__PAGE EXTRACT__.

Leveraging Pre-training Models for Speech Processing


Pre-training has proven to be crucial in advancing the state of speech, natural language processing (NLP), and computer vision (CV) research in recent years. The network is first trained via a pre-training task, leveraging ubiquitous unlabeled data. The pre-training is usually application-agnostic, and the pre-trained models are transferred to multiple downstream applications. SUPERB [Yang et al., 2021], LeBenchmark [Evain et al., 2021], and NOSS [Shor et al., 2020][Shor et al., 2021] are the initial effort to evaluate the pre-trained models on their generalizability across various speech and audio processing tasks and find that the pre-trained models achieve outstanding performance on a wide range of tasks. The public available pre-trained models significantly benefit the small players. For example, with a pre-trained model, one only needs to train a two-layer LSTM as a downstream model to achieve 3% WER on Librispeech [Yang et al., 2021]. Without pre-training, a network with more than ten layers is usually required to achieve the same-level performance.

The project aims to expand the existing benchmarking to provide a comprehensive understanding of pre-trained networks and develop new techniques to leverage the pre-trained models better. We believe this project will broadly push the front of network pre-training technology in speech. We will explore the following research directions, including: 1) Expand the use of pre-trained techniques for modeling prosody. 2) Look for efficient ways to leverage the pre-trained models in downstream tasks. 3) Investigate the robustness of pre-trained models, for example, benchmarking their performance under domain mismatch, and make them more robust by pre-training with visual information. 4) Develop efficient pre-trained models regarding computation and memory (or even carbon) footprint. We will open-source developed benchmarks, tools, and techniques for all researchers interested in the area driving the frontier together.

Webpage: https://jsalt-2022-ssl.github.io

Research Direction

I. Pre-trained Models for Prosody. Previous work has studied the ability of pre-trained models to extract phonetic and speaker information [Yang et al., 2021][Evain et al., 2021]. However, it is unclear whether they can extract prosodic information from speech, which is essential for interactive dialogue systems. The project will first extend the existing pre-training models to support prosody for pragmatic-related classification tasks, including turn-taking, micro-emotion, and prediction of response prosody. Then we will study which kind of pre-training task is most suitable for the pre-training model to learn prosody, and we will adjust/expand the pre-training models to better handle the prosody. Outcome: Deliver the pre-trained model for prosody extraction.

__RECORDS SHOWN__.
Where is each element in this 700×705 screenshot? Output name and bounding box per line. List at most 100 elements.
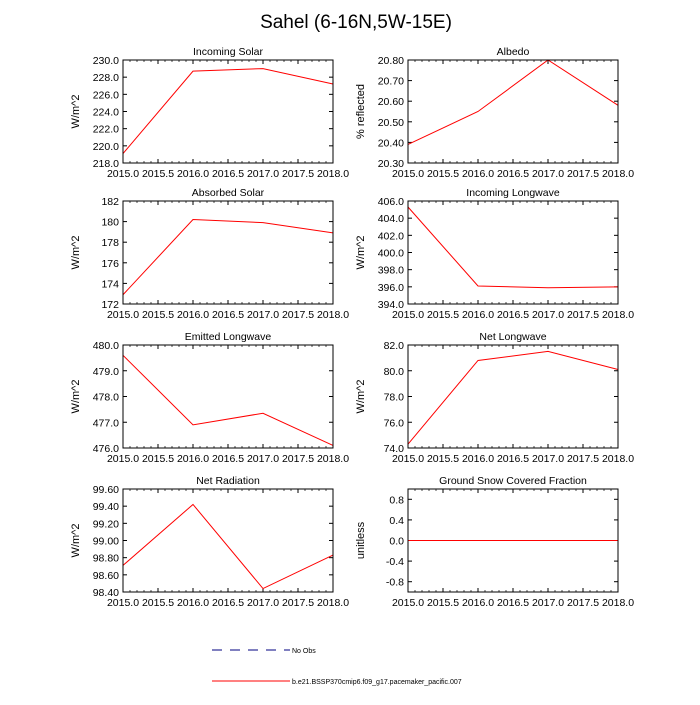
y-tick-label: 479.0 <box>93 366 119 378</box>
x-tick-label: 2015.0 <box>392 597 424 609</box>
plot-frame <box>123 60 333 163</box>
y-axis-label: % reflected <box>355 84 367 139</box>
series-line <box>123 69 333 154</box>
y-tick-label: -0.4 <box>386 556 404 568</box>
y-tick-label: 99.00 <box>93 536 119 548</box>
y-tick-label: 98.40 <box>93 587 119 599</box>
y-axis-label: W/m^2 <box>355 236 367 270</box>
y-tick-label: 222.0 <box>93 124 119 136</box>
panel-title: Net Longwave <box>479 331 546 343</box>
legend: No Obs b.e21.BSSP370cmip6.f09_g17.pacema… <box>212 648 462 686</box>
x-tick-label: 2017.5 <box>567 597 599 609</box>
panel-title: Net Radiation <box>196 475 260 487</box>
x-tick-label: 2015.5 <box>427 597 459 609</box>
y-tick-label: 99.20 <box>93 518 119 530</box>
y-tick-label: 224.0 <box>93 107 119 119</box>
y-tick-label: 228.0 <box>93 72 119 84</box>
y-tick-label: 476.0 <box>93 443 119 455</box>
series-line <box>123 504 333 588</box>
plot-frame <box>408 201 618 304</box>
y-axis-label: W/m^2 <box>70 380 82 414</box>
x-tick-label: 2017.0 <box>532 453 564 465</box>
y-axis-label: unitless <box>355 521 367 559</box>
x-tick-label: 2016.0 <box>462 453 494 465</box>
x-tick-label: 2016.0 <box>177 597 209 609</box>
x-tick-label: 2016.0 <box>462 168 494 180</box>
x-tick-label: 2018.0 <box>602 453 634 465</box>
x-tick-label: 2017.0 <box>532 309 564 321</box>
x-tick-label: 2016.5 <box>212 168 244 180</box>
y-axis-label: W/m^2 <box>355 380 367 414</box>
legend-model-label: b.e21.BSSP370cmip6.f09_g17.pacemaker_pac… <box>292 679 462 686</box>
x-tick-label: 2018.0 <box>317 453 349 465</box>
y-tick-label: 404.0 <box>378 213 404 225</box>
x-tick-label: 2016.0 <box>462 597 494 609</box>
y-tick-label: 80.0 <box>384 366 405 378</box>
x-tick-label: 2017.0 <box>532 597 564 609</box>
y-tick-label: 226.0 <box>93 89 119 101</box>
x-tick-label: 2015.5 <box>427 453 459 465</box>
x-tick-label: 2017.5 <box>567 453 599 465</box>
y-tick-label: 20.60 <box>378 96 404 108</box>
x-tick-label: 2018.0 <box>317 168 349 180</box>
y-tick-label: 478.0 <box>93 392 119 404</box>
y-axis-label: W/m^2 <box>70 524 82 558</box>
y-tick-label: 174 <box>101 278 119 290</box>
y-tick-label: 402.0 <box>378 230 404 242</box>
y-tick-label: 400.0 <box>378 248 404 260</box>
x-tick-label: 2015.5 <box>427 168 459 180</box>
x-tick-label: 2018.0 <box>602 168 634 180</box>
y-tick-label: 76.0 <box>384 417 405 429</box>
series-line <box>408 207 618 288</box>
y-tick-label: 178 <box>101 237 119 249</box>
y-tick-label: 218.0 <box>93 158 119 170</box>
chart-panel-8: Ground Snow Covered Fractionunitless2015… <box>355 475 634 609</box>
y-tick-label: 82.0 <box>384 340 405 352</box>
x-tick-label: 2017.0 <box>532 168 564 180</box>
x-tick-label: 2016.5 <box>497 168 529 180</box>
x-tick-label: 2017.5 <box>282 168 314 180</box>
y-tick-label: 396.0 <box>378 282 404 294</box>
y-tick-label: 220.0 <box>93 141 119 153</box>
y-tick-label: 20.30 <box>378 158 404 170</box>
x-tick-label: 2015.5 <box>142 168 174 180</box>
x-tick-label: 2016.5 <box>212 597 244 609</box>
x-tick-label: 2017.5 <box>282 597 314 609</box>
y-tick-label: 172 <box>101 299 119 311</box>
x-tick-label: 2016.0 <box>177 168 209 180</box>
x-tick-label: 2017.5 <box>567 168 599 180</box>
y-tick-label: 20.50 <box>378 117 404 129</box>
legend-obs-label: No Obs <box>292 648 316 655</box>
y-tick-label: 20.40 <box>378 137 404 149</box>
x-tick-label: 2016.5 <box>497 453 529 465</box>
panel-title: Absorbed Solar <box>192 187 265 199</box>
series-line <box>408 60 618 144</box>
x-tick-label: 2017.5 <box>567 309 599 321</box>
x-tick-label: 2018.0 <box>317 597 349 609</box>
plot-frame <box>408 60 618 163</box>
x-tick-label: 2016.0 <box>177 309 209 321</box>
y-tick-label: 176 <box>101 258 119 270</box>
series-line <box>123 220 333 295</box>
x-tick-label: 2015.5 <box>142 453 174 465</box>
x-tick-label: 2017.0 <box>247 597 279 609</box>
figure-title: Sahel (6-16N,5W-15E) <box>260 12 452 33</box>
plot-frame <box>123 345 333 448</box>
panel-title: Incoming Longwave <box>466 187 560 199</box>
x-tick-label: 2018.0 <box>602 309 634 321</box>
y-tick-label: 78.0 <box>384 392 405 404</box>
panel-title: Incoming Solar <box>193 46 264 58</box>
y-tick-label: -0.8 <box>386 577 404 589</box>
y-tick-label: 20.80 <box>378 55 404 67</box>
x-tick-label: 2016.5 <box>497 309 529 321</box>
x-tick-label: 2017.0 <box>247 168 279 180</box>
panel-title: Albedo <box>497 46 530 58</box>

__TO BE DONE__.
Answer these questions from the text on pre-training models for speech processing.
1. According to the text, what downstream model must be trained with a pre-trained model to reach 3% WER on Librispeech?
2. Which kind of information does the project propose adding to pre-training to make pre-trained models more robust?
3. What outcome is stated for the research direction on pre-trained models for prosody?

__RESULT BELOW__.
1. A two-layer LSTM.
2. Visual information.
3. Delivery of the pre-trained model for prosody extraction.